> TASK DIRECTIONS:
Can you print the data exactly and leave out each image?

> RAW RECORDS:
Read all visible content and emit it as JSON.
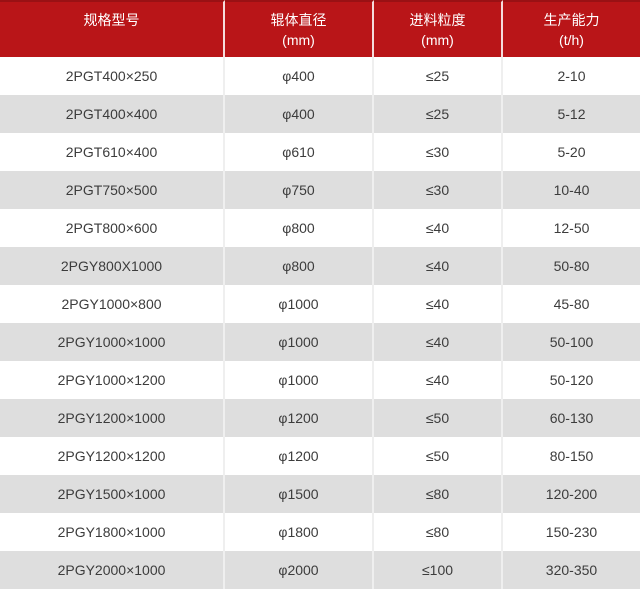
{
  "chart_data": {
    "type": "table",
    "title": "",
    "headers": [
      {
        "line1": "规格型号",
        "line2": ""
      },
      {
        "line1": "辊体直径",
        "line2": "(mm)"
      },
      {
        "line1": "进料粒度",
        "line2": "(mm)"
      },
      {
        "line1": "生产能力",
        "line2": "(t/h)"
      }
    ],
    "column_keys": [
      "model",
      "roller-diameter",
      "feed-size",
      "capacity"
    ],
    "rows": [
      [
        "2PGT400×250",
        "φ400",
        "≤25",
        "2-10"
      ],
      [
        "2PGT400×400",
        "φ400",
        "≤25",
        "5-12"
      ],
      [
        "2PGT610×400",
        "φ610",
        "≤30",
        "5-20"
      ],
      [
        "2PGT750×500",
        "φ750",
        "≤30",
        "10-40"
      ],
      [
        "2PGT800×600",
        "φ800",
        "≤40",
        "12-50"
      ],
      [
        "2PGY800X1000",
        "φ800",
        "≤40",
        "50-80"
      ],
      [
        "2PGY1000×800",
        "φ1000",
        "≤40",
        "45-80"
      ],
      [
        "2PGY1000×1000",
        "φ1000",
        "≤40",
        "50-100"
      ],
      [
        "2PGY1000×1200",
        "φ1000",
        "≤40",
        "50-120"
      ],
      [
        "2PGY1200×1000",
        "φ1200",
        "≤50",
        "60-130"
      ],
      [
        "2PGY1200×1200",
        "φ1200",
        "≤50",
        "80-150"
      ],
      [
        "2PGY1500×1000",
        "φ1500",
        "≤80",
        "120-200"
      ],
      [
        "2PGY1800×1000",
        "φ1800",
        "≤80",
        "150-230"
      ],
      [
        "2PGY2000×1000",
        "φ2000",
        "≤100",
        "320-350"
      ]
    ],
    "colors": {
      "header_bg": "#b91518",
      "header_top_border": "#9a1114",
      "header_text": "#ffffff",
      "row_bg": "#ffffff",
      "row_alt_bg": "#dedede",
      "cell_border": "#efefef",
      "data_text": "#3c3c3c"
    }
  }
}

> WRITTEN REPLY:
Read all visible content and emit it as JSON.
{
  "chart_data": {
    "type": "table",
    "title": "",
    "headers": [
      {
        "line1": "规格型号",
        "line2": ""
      },
      {
        "line1": "辊体直径",
        "line2": "(mm)"
      },
      {
        "line1": "进料粒度",
        "line2": "(mm)"
      },
      {
        "line1": "生产能力",
        "line2": "(t/h)"
      }
    ],
    "column_keys": [
      "model",
      "roller-diameter",
      "feed-size",
      "capacity"
    ],
    "rows": [
      [
        "2PGT400×250",
        "φ400",
        "≤25",
        "2-10"
      ],
      [
        "2PGT400×400",
        "φ400",
        "≤25",
        "5-12"
      ],
      [
        "2PGT610×400",
        "φ610",
        "≤30",
        "5-20"
      ],
      [
        "2PGT750×500",
        "φ750",
        "≤30",
        "10-40"
      ],
      [
        "2PGT800×600",
        "φ800",
        "≤40",
        "12-50"
      ],
      [
        "2PGY800X1000",
        "φ800",
        "≤40",
        "50-80"
      ],
      [
        "2PGY1000×800",
        "φ1000",
        "≤40",
        "45-80"
      ],
      [
        "2PGY1000×1000",
        "φ1000",
        "≤40",
        "50-100"
      ],
      [
        "2PGY1000×1200",
        "φ1000",
        "≤40",
        "50-120"
      ],
      [
        "2PGY1200×1000",
        "φ1200",
        "≤50",
        "60-130"
      ],
      [
        "2PGY1200×1200",
        "φ1200",
        "≤50",
        "80-150"
      ],
      [
        "2PGY1500×1000",
        "φ1500",
        "≤80",
        "120-200"
      ],
      [
        "2PGY1800×1000",
        "φ1800",
        "≤80",
        "150-230"
      ],
      [
        "2PGY2000×1000",
        "φ2000",
        "≤100",
        "320-350"
      ]
    ],
    "colors": {
      "header_bg": "#b91518",
      "header_top_border": "#9a1114",
      "header_text": "#ffffff",
      "row_bg": "#ffffff",
      "row_alt_bg": "#dedede",
      "cell_border": "#efefef",
      "data_text": "#3c3c3c"
    }
  }
}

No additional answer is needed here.